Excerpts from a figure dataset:
· · · ·
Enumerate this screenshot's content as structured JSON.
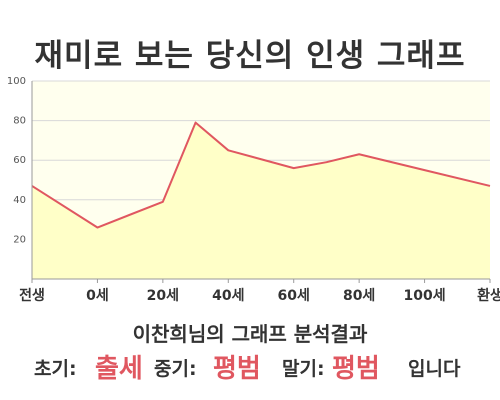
{
  "title": "재미로 보는 당신의 인생 그래프",
  "chart_data": {
    "type": "area",
    "title": "재미로 보는 당신의 인생 그래프",
    "x_tick_labels": [
      "전생",
      "0세",
      "20세",
      "40세",
      "60세",
      "80세",
      "100세",
      "환생"
    ],
    "ylim": [
      0,
      100
    ],
    "y_ticks": [
      20,
      40,
      60,
      80,
      100
    ],
    "y_tick_labels": [
      "20",
      "40",
      "60",
      "80",
      "100"
    ],
    "points": [
      {
        "x": "전생",
        "y": 47
      },
      {
        "x": "0세",
        "y": 26
      },
      {
        "x": "20세",
        "y": 39
      },
      {
        "x": "~30세",
        "y": 79
      },
      {
        "x": "40세",
        "y": 65
      },
      {
        "x": "60세",
        "y": 56
      },
      {
        "x": "70세",
        "y": 59
      },
      {
        "x": "80세",
        "y": 63
      },
      {
        "x": "100세",
        "y": 55
      },
      {
        "x": "환생",
        "y": 47
      }
    ],
    "grid": true,
    "colors": {
      "line": "#e05760",
      "fill": "#ffffc8",
      "grid": "#d8d8d8",
      "plot_bg": "#ffffee"
    }
  },
  "result": {
    "title": "이찬희님의 그래프 분석결과",
    "early_label": "초기:",
    "early_value": "출세",
    "mid_label": "중기:",
    "mid_value": "평범",
    "late_label": "말기:",
    "late_value": "평범",
    "ending": "입니다"
  }
}
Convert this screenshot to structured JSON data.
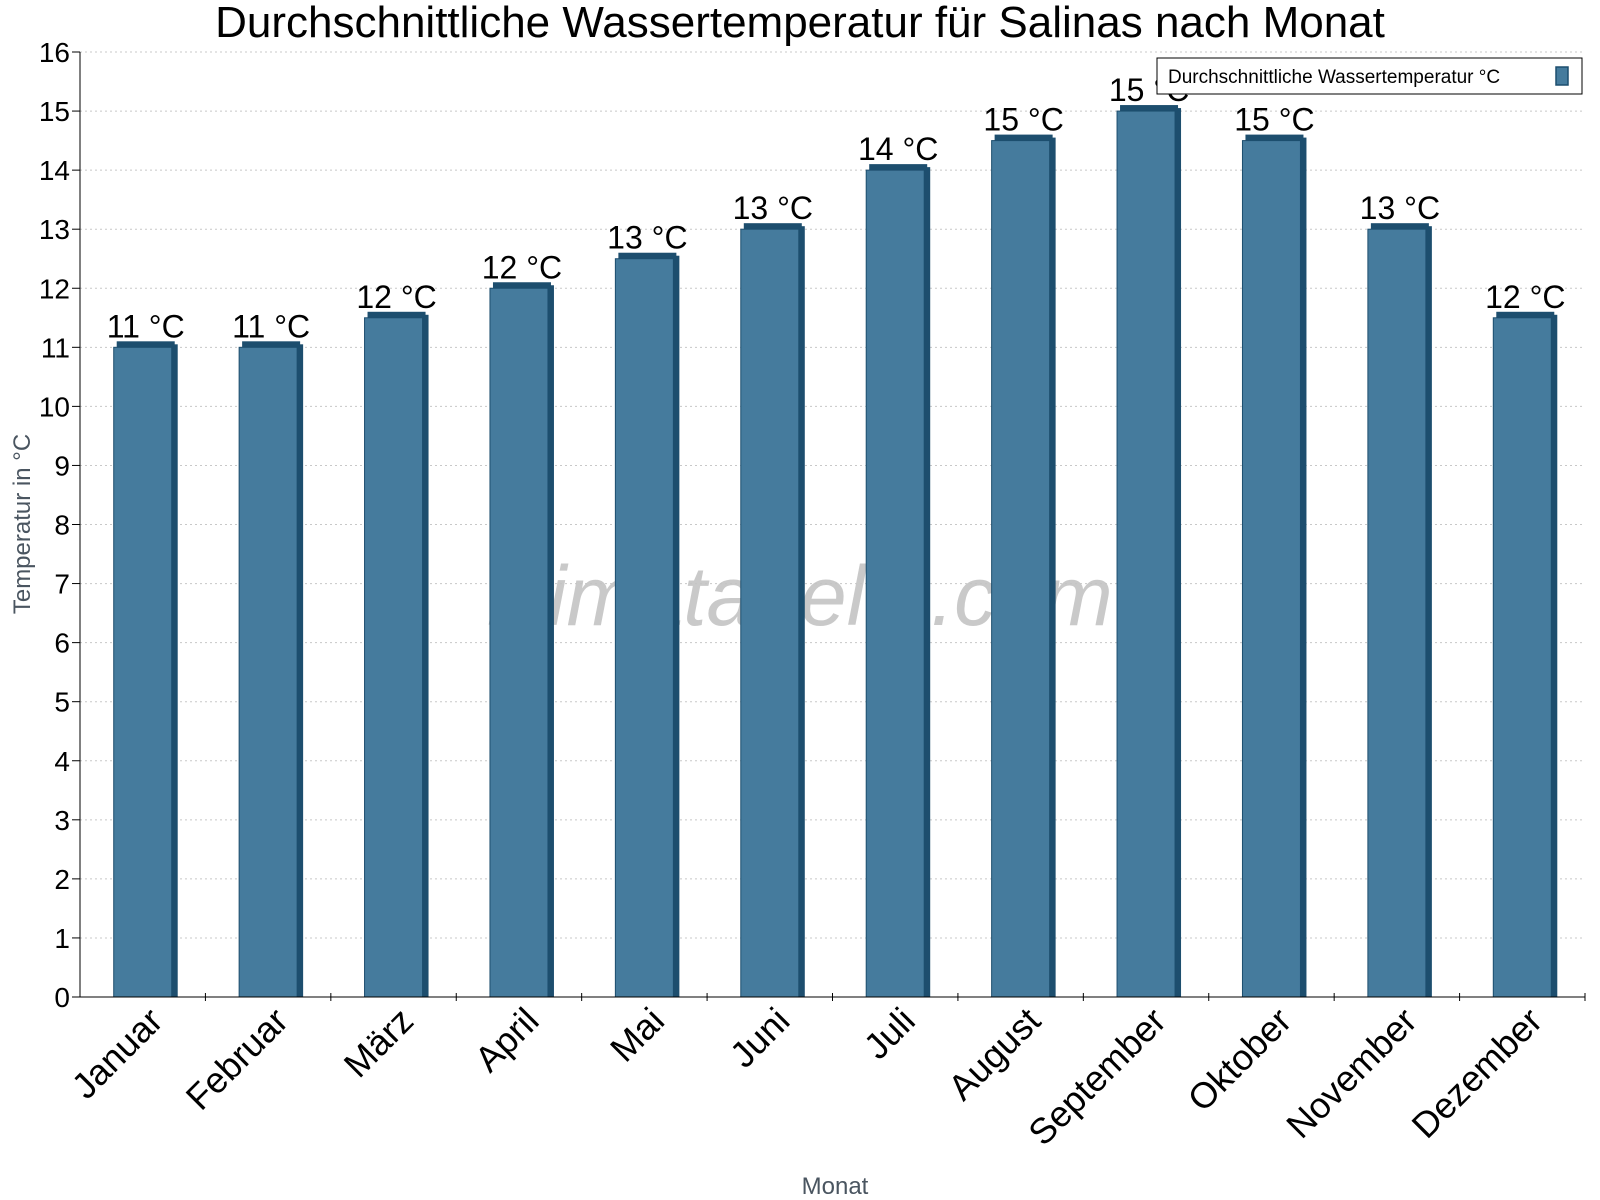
{
  "watermark": "klimatabelle.com",
  "chart_data": {
    "type": "bar",
    "title": "Durchschnittliche Wassertemperatur für Salinas nach Monat",
    "xlabel": "Monat",
    "ylabel": "Temperatur in °C",
    "ylim": [
      0,
      16
    ],
    "yticks": [
      0,
      1,
      2,
      3,
      4,
      5,
      6,
      7,
      8,
      9,
      10,
      11,
      12,
      13,
      14,
      15,
      16
    ],
    "grid": true,
    "legend_position": "top-right",
    "categories": [
      "Januar",
      "Februar",
      "März",
      "April",
      "Mai",
      "Juni",
      "Juli",
      "August",
      "September",
      "Oktober",
      "November",
      "Dezember"
    ],
    "series": [
      {
        "name": "Durchschnittliche Wassertemperatur °C",
        "color": "#457b9d",
        "edge_color": "#1d4e6e",
        "values": [
          11,
          11,
          11.5,
          12,
          12.5,
          13,
          14,
          14.5,
          15,
          14.5,
          13,
          11.5
        ],
        "labels": [
          "11 °C",
          "11 °C",
          "12 °C",
          "12 °C",
          "13 °C",
          "13 °C",
          "14 °C",
          "15 °C",
          "15 °C",
          "15 °C",
          "13 °C",
          "12 °C"
        ]
      }
    ]
  }
}
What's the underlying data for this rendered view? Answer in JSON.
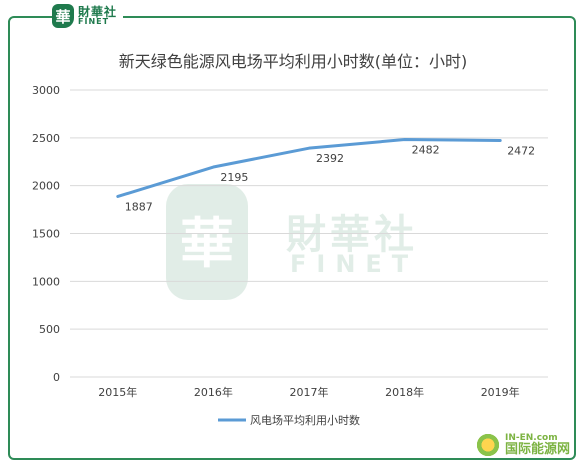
{
  "logo": {
    "mark": "華",
    "cn": "財華社",
    "en": "FINET"
  },
  "watermark": {
    "mark": "華",
    "cn": "財華社",
    "en": "FINET"
  },
  "corner_logo": {
    "en": "IN-EN.com",
    "cn": "国际能源网"
  },
  "colors": {
    "line": "#5b9bd5",
    "frame": "#2e8b57",
    "grid": "#d9d9d9",
    "text": "#404040"
  },
  "chart_data": {
    "type": "line",
    "title": "新天绿色能源风电场平均利用小时数(单位：小时)",
    "categories": [
      "2015年",
      "2016年",
      "2017年",
      "2018年",
      "2019年"
    ],
    "series": [
      {
        "name": "风电场平均利用小时数",
        "values": [
          1887,
          2195,
          2392,
          2482,
          2472
        ]
      }
    ],
    "ylim": [
      0,
      3000
    ],
    "yticks": [
      0,
      500,
      1000,
      1500,
      2000,
      2500,
      3000
    ],
    "grid": true,
    "legend": "bottom"
  }
}
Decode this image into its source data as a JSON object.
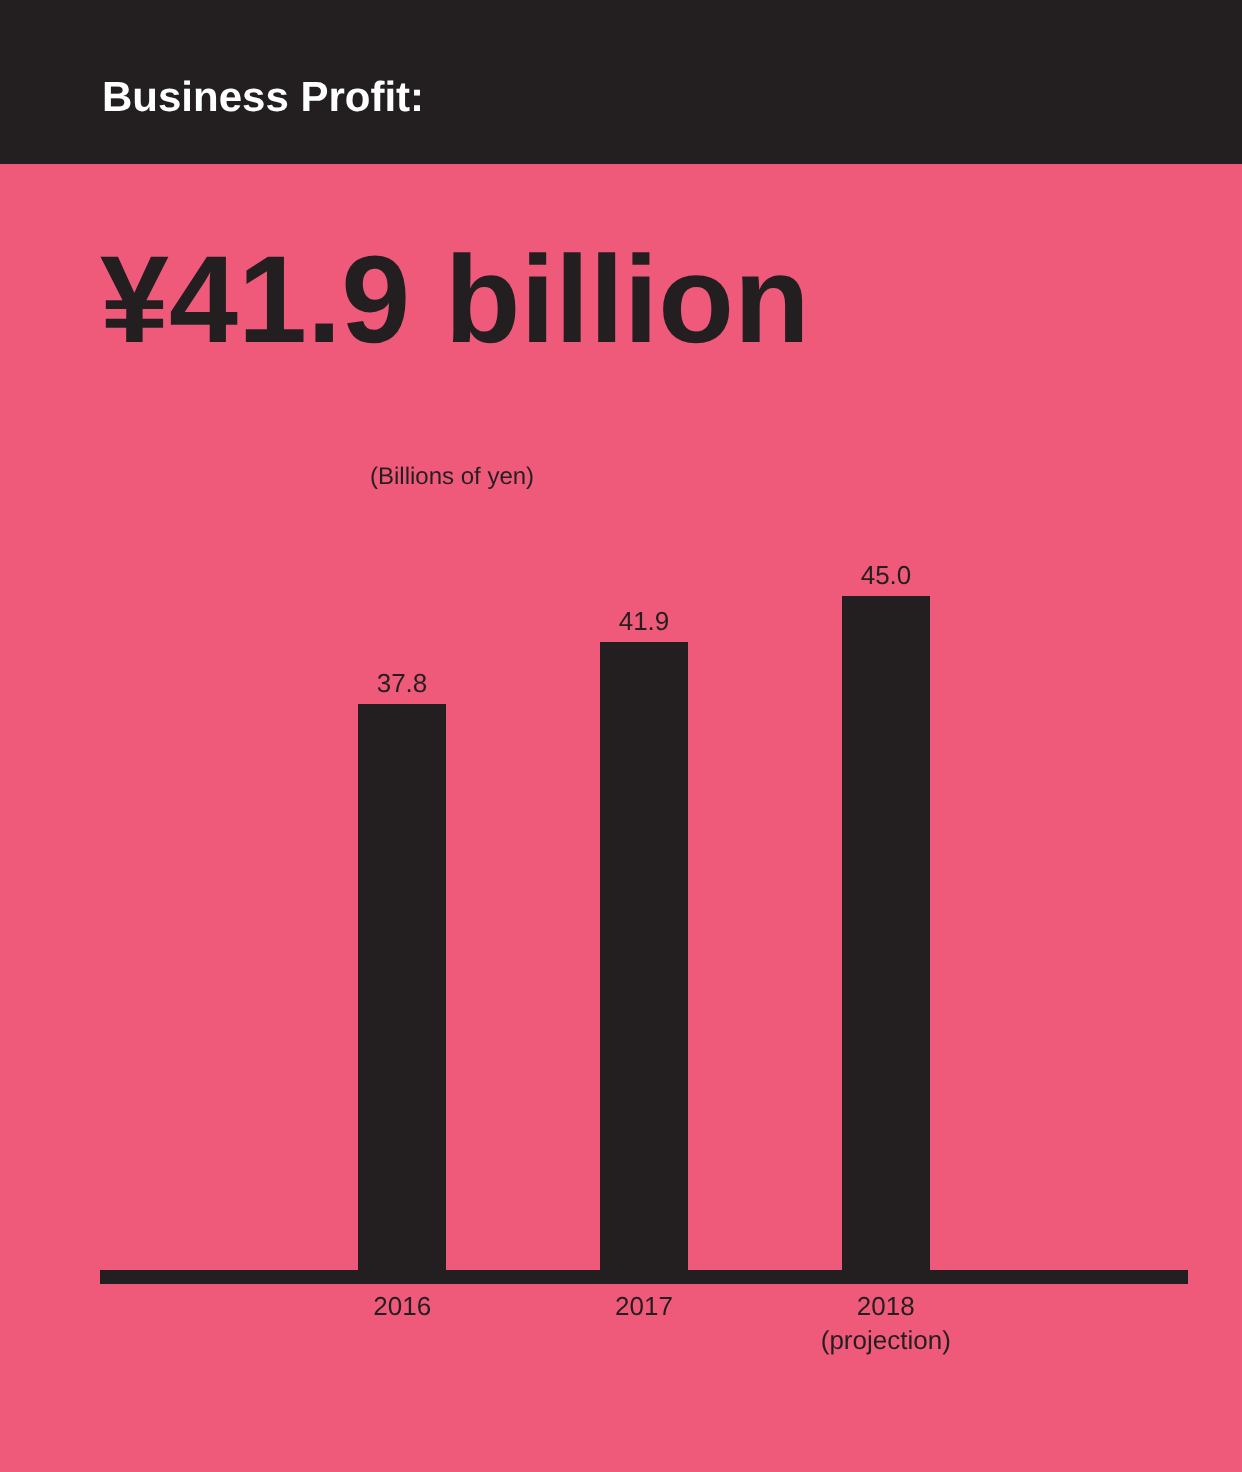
{
  "chart_data": {
    "type": "bar",
    "title": "Business Profit:",
    "subtitle": "¥41.9 billion",
    "annotations": [
      "(Billions of yen)"
    ],
    "categories": [
      "2016",
      "2017",
      "2018\n(projection)"
    ],
    "values": [
      37.8,
      41.9,
      45.0
    ],
    "value_labels": [
      "37.8",
      "41.9",
      "45.0"
    ],
    "color": "#231f20",
    "grid": false
  }
}
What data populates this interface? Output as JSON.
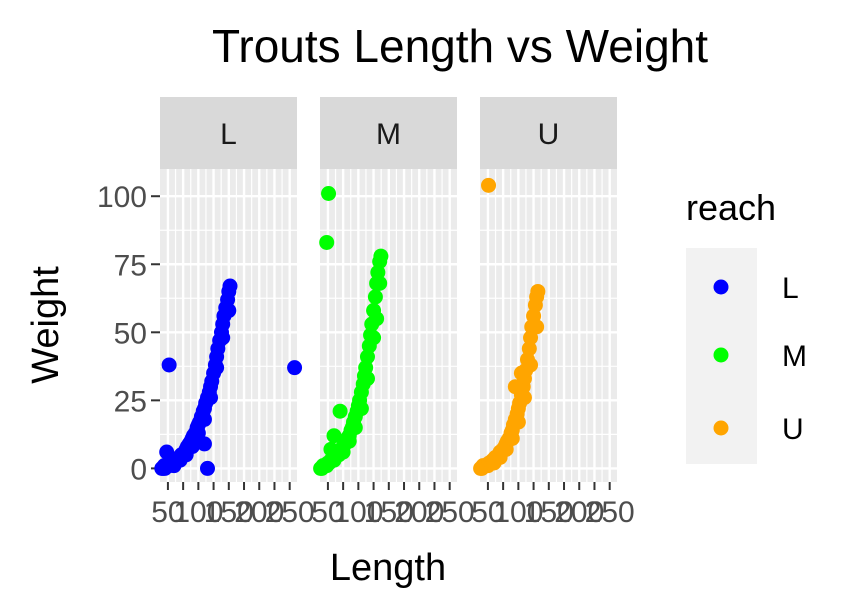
{
  "chart_data": {
    "type": "scatter",
    "title": "Trouts Length vs Weight",
    "xlabel": "Length",
    "ylabel": "Weight",
    "xlim": [
      37,
      262
    ],
    "ylim": [
      -5,
      110
    ],
    "x_ticks": [
      50,
      75,
      100,
      125,
      150,
      175,
      200,
      225,
      250
    ],
    "x_tick_labels": [
      "50",
      "",
      "100",
      "",
      "150",
      "",
      "200",
      "",
      "250"
    ],
    "y_ticks": [
      0,
      25,
      50,
      75,
      100
    ],
    "y_tick_labels": [
      "0",
      "25",
      "50",
      "75",
      "100"
    ],
    "grid": true,
    "facet_variable": "reach",
    "facets": [
      "L",
      "M",
      "U"
    ],
    "legend": {
      "title": "reach",
      "position": "right",
      "entries": [
        {
          "label": "L",
          "color": "#0000FF"
        },
        {
          "label": "M",
          "color": "#00FF00"
        },
        {
          "label": "U",
          "color": "#FFA500"
        }
      ]
    },
    "series": [
      {
        "name": "L",
        "color": "#0000FF",
        "points": [
          [
            40,
            0
          ],
          [
            42,
            0
          ],
          [
            44,
            1
          ],
          [
            45,
            0
          ],
          [
            47,
            1
          ],
          [
            48,
            6
          ],
          [
            50,
            1
          ],
          [
            52,
            1
          ],
          [
            55,
            2
          ],
          [
            58,
            2
          ],
          [
            60,
            2
          ],
          [
            62,
            3
          ],
          [
            65,
            3
          ],
          [
            68,
            4
          ],
          [
            70,
            4
          ],
          [
            72,
            5
          ],
          [
            75,
            5
          ],
          [
            78,
            6
          ],
          [
            80,
            7
          ],
          [
            82,
            8
          ],
          [
            85,
            9
          ],
          [
            88,
            10
          ],
          [
            90,
            11
          ],
          [
            92,
            12
          ],
          [
            95,
            13
          ],
          [
            98,
            15
          ],
          [
            100,
            16
          ],
          [
            102,
            17
          ],
          [
            105,
            19
          ],
          [
            108,
            21
          ],
          [
            110,
            22
          ],
          [
            112,
            24
          ],
          [
            115,
            26
          ],
          [
            118,
            28
          ],
          [
            120,
            30
          ],
          [
            122,
            32
          ],
          [
            125,
            35
          ],
          [
            128,
            38
          ],
          [
            130,
            41
          ],
          [
            132,
            44
          ],
          [
            135,
            47
          ],
          [
            138,
            50
          ],
          [
            140,
            53
          ],
          [
            142,
            56
          ],
          [
            145,
            59
          ],
          [
            148,
            62
          ],
          [
            150,
            65
          ],
          [
            152,
            67
          ],
          [
            52,
            38
          ],
          [
            115,
            0
          ],
          [
            110,
            9
          ],
          [
            258,
            37
          ],
          [
            60,
            1
          ],
          [
            70,
            3
          ],
          [
            80,
            5
          ],
          [
            90,
            8
          ],
          [
            100,
            13
          ],
          [
            110,
            18
          ],
          [
            120,
            26
          ],
          [
            130,
            37
          ],
          [
            140,
            48
          ],
          [
            150,
            58
          ]
        ]
      },
      {
        "name": "M",
        "color": "#00FF00",
        "points": [
          [
            38,
            0
          ],
          [
            40,
            0
          ],
          [
            42,
            1
          ],
          [
            45,
            1
          ],
          [
            48,
            1
          ],
          [
            50,
            2
          ],
          [
            52,
            2
          ],
          [
            55,
            3
          ],
          [
            58,
            3
          ],
          [
            60,
            3
          ],
          [
            62,
            4
          ],
          [
            65,
            5
          ],
          [
            68,
            5
          ],
          [
            70,
            6
          ],
          [
            72,
            7
          ],
          [
            75,
            8
          ],
          [
            78,
            9
          ],
          [
            80,
            10
          ],
          [
            82,
            11
          ],
          [
            85,
            12
          ],
          [
            88,
            14
          ],
          [
            90,
            15
          ],
          [
            92,
            17
          ],
          [
            95,
            19
          ],
          [
            98,
            21
          ],
          [
            100,
            23
          ],
          [
            102,
            25
          ],
          [
            105,
            28
          ],
          [
            108,
            31
          ],
          [
            110,
            34
          ],
          [
            112,
            37
          ],
          [
            115,
            41
          ],
          [
            118,
            45
          ],
          [
            120,
            49
          ],
          [
            122,
            53
          ],
          [
            125,
            58
          ],
          [
            128,
            63
          ],
          [
            130,
            68
          ],
          [
            132,
            72
          ],
          [
            135,
            76
          ],
          [
            137,
            78
          ],
          [
            51,
            101
          ],
          [
            48,
            83
          ],
          [
            70,
            21
          ],
          [
            55,
            7
          ],
          [
            60,
            12
          ],
          [
            65,
            5
          ],
          [
            75,
            6
          ],
          [
            85,
            10
          ],
          [
            95,
            15
          ],
          [
            105,
            22
          ],
          [
            115,
            33
          ],
          [
            125,
            48
          ],
          [
            130,
            55
          ],
          [
            135,
            68
          ]
        ]
      },
      {
        "name": "U",
        "color": "#FFA500",
        "points": [
          [
            38,
            0
          ],
          [
            40,
            0
          ],
          [
            42,
            1
          ],
          [
            45,
            1
          ],
          [
            48,
            1
          ],
          [
            50,
            1
          ],
          [
            52,
            2
          ],
          [
            55,
            2
          ],
          [
            58,
            3
          ],
          [
            60,
            3
          ],
          [
            62,
            4
          ],
          [
            65,
            4
          ],
          [
            68,
            5
          ],
          [
            70,
            6
          ],
          [
            72,
            6
          ],
          [
            75,
            7
          ],
          [
            78,
            8
          ],
          [
            80,
            9
          ],
          [
            82,
            10
          ],
          [
            85,
            11
          ],
          [
            88,
            13
          ],
          [
            90,
            14
          ],
          [
            92,
            16
          ],
          [
            95,
            18
          ],
          [
            98,
            20
          ],
          [
            100,
            22
          ],
          [
            102,
            24
          ],
          [
            105,
            27
          ],
          [
            108,
            30
          ],
          [
            110,
            33
          ],
          [
            112,
            36
          ],
          [
            115,
            40
          ],
          [
            118,
            44
          ],
          [
            120,
            48
          ],
          [
            122,
            52
          ],
          [
            125,
            56
          ],
          [
            128,
            60
          ],
          [
            130,
            63
          ],
          [
            132,
            65
          ],
          [
            51,
            104
          ],
          [
            95,
            30
          ],
          [
            105,
            35
          ],
          [
            60,
            2
          ],
          [
            70,
            4
          ],
          [
            80,
            7
          ],
          [
            90,
            11
          ],
          [
            100,
            17
          ],
          [
            110,
            26
          ],
          [
            120,
            38
          ],
          [
            130,
            52
          ]
        ]
      }
    ]
  }
}
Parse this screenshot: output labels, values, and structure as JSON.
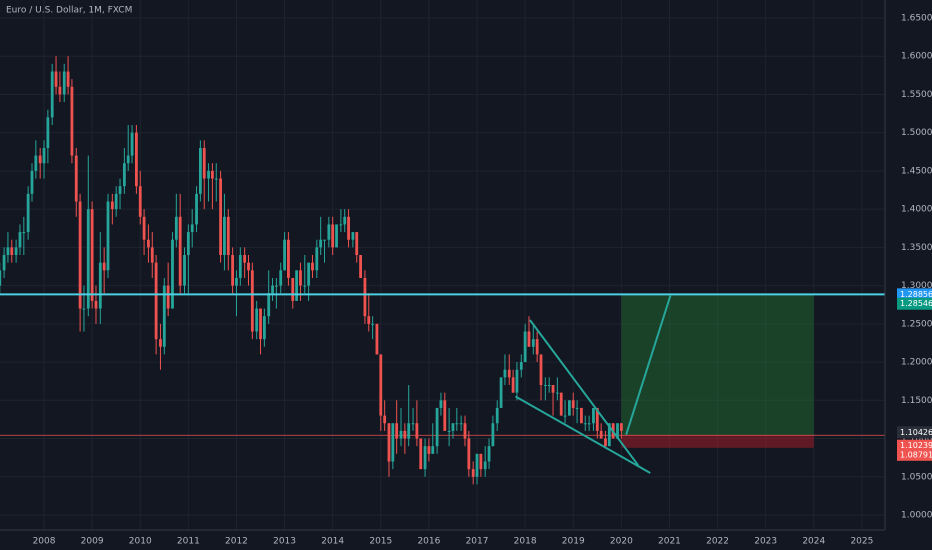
· · · ·
Set out every line from the material that contains the string "name".

        "name": "Durchschnittliche Wassertemperatur °C",
        "name": "风电场平均利用小时数",
        "name": "L",
        "name": "M",
        "name": "U",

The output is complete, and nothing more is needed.